1) You may put anything up on the board that you want as long as it doesn't
break any of the other rules.

2) Anything said during retrospective will not be used against, or brought up
during, a performance evaluation.

3) Anything you add to the board must in some way involve you.

4) You may not complain about other teams inside/outside of the organization.

To break these down a bit. First, we can write anything (that doesn't break
other rules). In a sad column I might put "I didn't update Jira well, I felt I
wasn't really getting any value out of it." "I was stuck on some code and
decided not to test drive my solution, then I didn't go back and add tests."
In the happy column I might put "John reached out to the SA group and I was
inspired by his attitude in doing so." "Our team accomplished task 123 in half
the time we thought because we pulled together on the algorithmic portion."
When I first started conducting retrospectives people were hesitant to put
down things THEY were doing wrong and needed to improve on. They just
complained. Getting them to open up was important.

This leads to rule number 2. People need to feel safe to say things that they
need to improve without being penalized. Frankly, why would we penalize people
for trying to improve? Yet the psychology of the situation often makes us
believe we will be in trouble for honesty. This is why the rule was added.

## STATED PROBLEM 1
Repeat the text on retrospective rules from "In the happy" to "up was important.".

## Entries taken from a collection
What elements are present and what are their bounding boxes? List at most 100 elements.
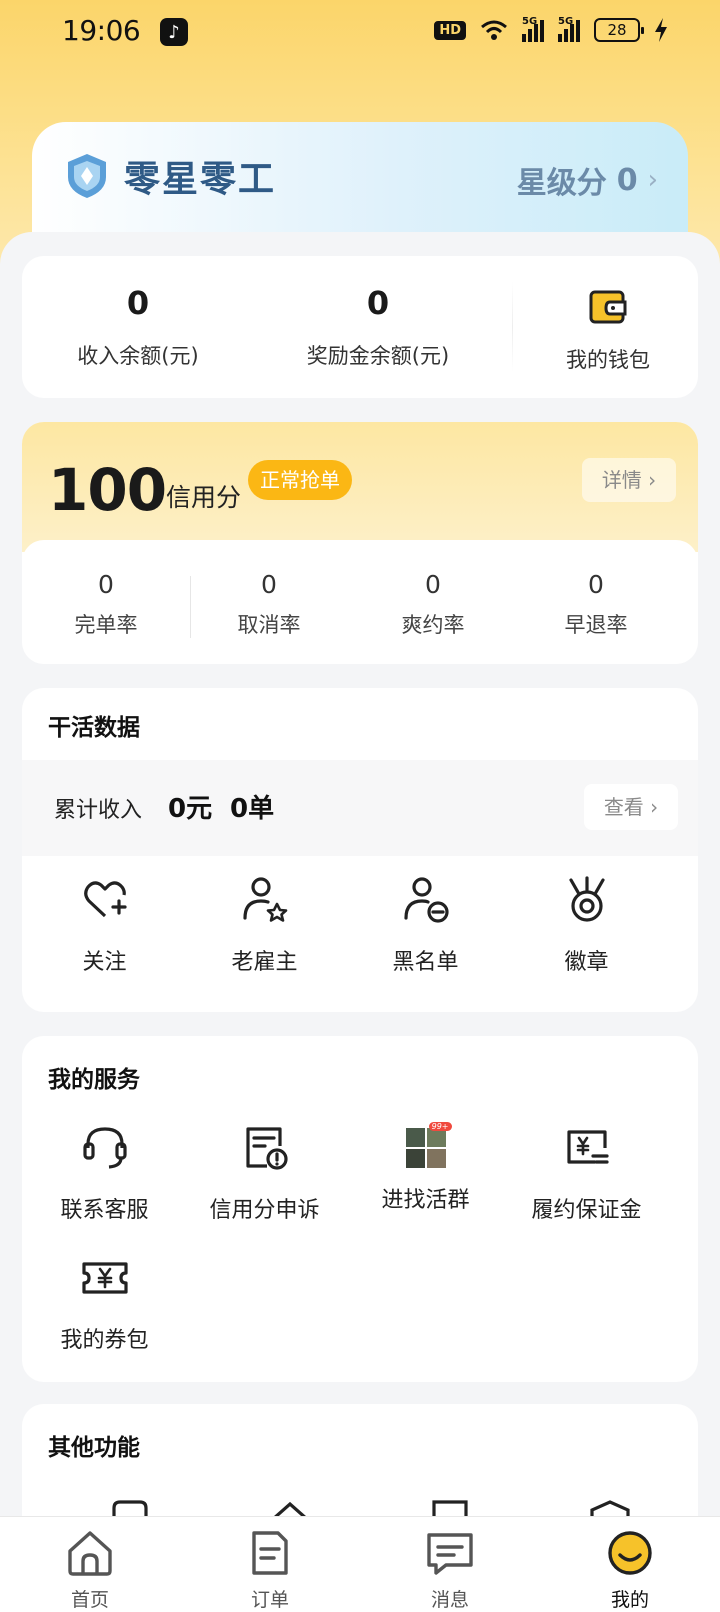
rate-early-leave: 0 早退率	[512, 570, 680, 639]
tiktok-notification-icon: ♪	[160, 18, 188, 46]
rate-no-show: 0 爽约率	[349, 570, 517, 639]
star-score[interactable]: 星级分 0 ›	[517, 158, 658, 202]
wallet-divider	[512, 282, 513, 372]
old-employer-label: 老雇主	[231, 950, 298, 975]
rate-value: 0	[425, 570, 441, 599]
bonus-balance-label: 奖励金余额(元)	[306, 344, 450, 368]
credit-score-unit: 信用分	[166, 483, 242, 512]
my-wallet-label: 我的钱包	[566, 348, 650, 372]
credit-score-card: 100 信用分 正常抢单 详情 › 0 完单率 0 取消率 0 爽约率 0 早退…	[22, 422, 698, 664]
tab-label: 订单	[250, 1589, 289, 1611]
cumulative-income-row: 累计收入 0元 0单 查看 ›	[22, 760, 698, 856]
follow-label: 关注	[82, 950, 127, 975]
contact-support-button[interactable]: 联系客服	[22, 1122, 187, 1224]
chevron-right-icon: ›	[647, 165, 658, 195]
rate-value: 0	[98, 570, 114, 599]
tab-label: 消息	[430, 1589, 469, 1611]
badge-label: 徽章	[564, 950, 609, 975]
home-icon	[68, 1531, 112, 1576]
view-income-button[interactable]: 查看 ›	[584, 784, 678, 830]
my-services-card: 我的服务 联系客服 信用分申诉 99+ 进找活群 履约保证金 我的券包	[22, 1036, 698, 1382]
credit-rates: 0 完单率 0 取消率 0 爽约率 0 早退率	[22, 540, 698, 664]
coupon-wallet-button[interactable]: 我的券包	[22, 1252, 187, 1354]
document-alert-icon	[245, 1127, 288, 1170]
unread-badge: 99+	[428, 1122, 452, 1131]
orders-icon	[252, 1531, 288, 1575]
rate-value: 0	[588, 570, 604, 599]
old-employer-button[interactable]: 老雇主	[182, 874, 347, 976]
message-icon	[427, 1533, 473, 1575]
profile-smile-icon	[608, 1531, 652, 1575]
tab-label: 我的	[610, 1589, 649, 1611]
status-time: 19:06	[62, 14, 141, 47]
join-job-group-label: 进找活群	[381, 1188, 470, 1213]
bonus-balance[interactable]: 0 奖励金余额(元)	[288, 284, 468, 370]
medal-icon	[568, 876, 605, 922]
rate-cancel: 0 取消率	[185, 570, 353, 639]
tab-messages[interactable]: 消息	[390, 1527, 510, 1612]
join-job-group-button[interactable]: 99+ 进找活群	[343, 1122, 508, 1214]
deposit-label: 履约保证金	[531, 1198, 642, 1223]
cumulative-income-label: 累计收入	[54, 798, 143, 823]
tab-profile[interactable]: 我的	[570, 1527, 690, 1612]
heart-plus-icon	[83, 881, 127, 918]
yen-card-icon	[566, 1130, 609, 1164]
credit-appeal-label: 信用分申诉	[209, 1198, 320, 1223]
brand-title: 零星零工	[124, 159, 277, 200]
charging-icon	[655, 18, 667, 42]
headset-icon	[82, 1127, 127, 1169]
credit-detail-label: 详情	[601, 468, 642, 492]
other-functions-title: 其他功能	[48, 1435, 140, 1461]
credit-detail-button[interactable]: 详情 ›	[582, 458, 676, 502]
star-score-value: 0	[616, 162, 638, 198]
coupon-wallet-label: 我的券包	[60, 1328, 149, 1353]
wifi-icon	[481, 20, 507, 40]
battery-indicator: 28	[594, 18, 644, 42]
follow-button[interactable]: 关注	[22, 874, 187, 976]
cellular-signal-1-icon: 5G	[522, 16, 544, 42]
rate-label: 取消率	[237, 613, 301, 637]
credit-score-value: 100	[48, 456, 167, 524]
deposit-button[interactable]: 履约保证金	[504, 1122, 669, 1224]
tab-label: 首页	[70, 1589, 109, 1611]
hd-voice-icon: HD	[434, 20, 466, 40]
bottom-tab-bar: 首页 订单 消息 我的	[0, 1516, 720, 1612]
view-income-label: 查看	[603, 795, 644, 819]
rate-value: 0	[261, 570, 277, 599]
income-balance[interactable]: 0 收入余额(元)	[48, 284, 228, 370]
income-balance-value: 0	[126, 284, 150, 322]
rate-label: 早退率	[564, 613, 628, 637]
tab-orders[interactable]: 订单	[210, 1527, 330, 1612]
grab-order-status-badge: 正常抢单	[248, 460, 352, 500]
bonus-balance-value: 0	[366, 284, 390, 322]
income-balance-label: 收入余额(元)	[77, 344, 199, 368]
blacklist-button[interactable]: 黑名单	[343, 874, 508, 976]
coupon-icon	[81, 1262, 128, 1294]
rate-completion: 0 完单率	[22, 570, 190, 639]
rate-label: 爽约率	[401, 613, 465, 637]
cumulative-order-count: 0单	[230, 794, 275, 824]
credit-appeal-button[interactable]: 信用分申诉	[182, 1122, 347, 1224]
rate-label: 完单率	[74, 613, 138, 637]
work-data-card: 干活数据 累计收入 0元 0单 查看 › 关注 老雇主 黑名单 徽章	[22, 688, 698, 1012]
wallet-card: 0 收入余额(元) 0 奖励金余额(元) 我的钱包	[22, 256, 698, 398]
star-score-label: 星级分	[516, 166, 607, 201]
status-bar: 19:06 ♪ HD 5G 5G 28	[0, 0, 720, 64]
user-star-icon	[242, 877, 287, 922]
shield-badge-icon	[68, 154, 106, 198]
wallet-icon	[589, 290, 627, 324]
blacklist-label: 黑名单	[392, 950, 459, 975]
cellular-signal-2-icon: 5G	[558, 16, 580, 42]
work-data-title: 干活数据	[48, 715, 140, 741]
contact-support-label: 联系客服	[60, 1198, 149, 1223]
chevron-right-icon: ›	[650, 795, 659, 819]
user-block-icon	[403, 877, 449, 923]
tab-home[interactable]: 首页	[30, 1527, 150, 1612]
chevron-right-icon: ›	[648, 468, 657, 492]
my-wallet-button[interactable]: 我的钱包	[528, 286, 688, 374]
cumulative-income-amount: 0元	[168, 794, 213, 824]
group-thumbnail-icon: 99+	[405, 1122, 452, 1168]
my-services-title: 我的服务	[48, 1067, 140, 1093]
credit-score-header: 100 信用分 正常抢单 详情 ›	[22, 422, 698, 552]
badge-button[interactable]: 徽章	[504, 874, 669, 976]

## STATED PROBLEM 2
In the records, transcribe each line from the line with "570, 680, 639]" to the line with "570, 441, 599]".

## WRITTEN RESPONSE 1
In the happy column I might put "John reached out to the SA group and I was
inspired by his attitude in doing so." "Our team accomplished task 123 in half
the time we thought because we pulled together on the algorithmic portion."
When I first started conducting retrospectives people were hesitant to put
down things THEY were doing wrong and needed to improve on. They just
complained. Getting them to open up was important.

## WRITTEN RESPONSE 2
rate-early-leave: 0 早退率	[512, 570, 680, 639]
tiktok-notification-icon: ♪	[160, 18, 188, 46]
rate-no-show: 0 爽约率	[349, 570, 517, 639]
star-score[interactable]: 星级分 0 ›	[517, 158, 658, 202]
wallet-divider	[512, 282, 513, 372]
old-employer-label: 老雇主	[231, 950, 298, 975]
rate-value: 0	[425, 570, 441, 599]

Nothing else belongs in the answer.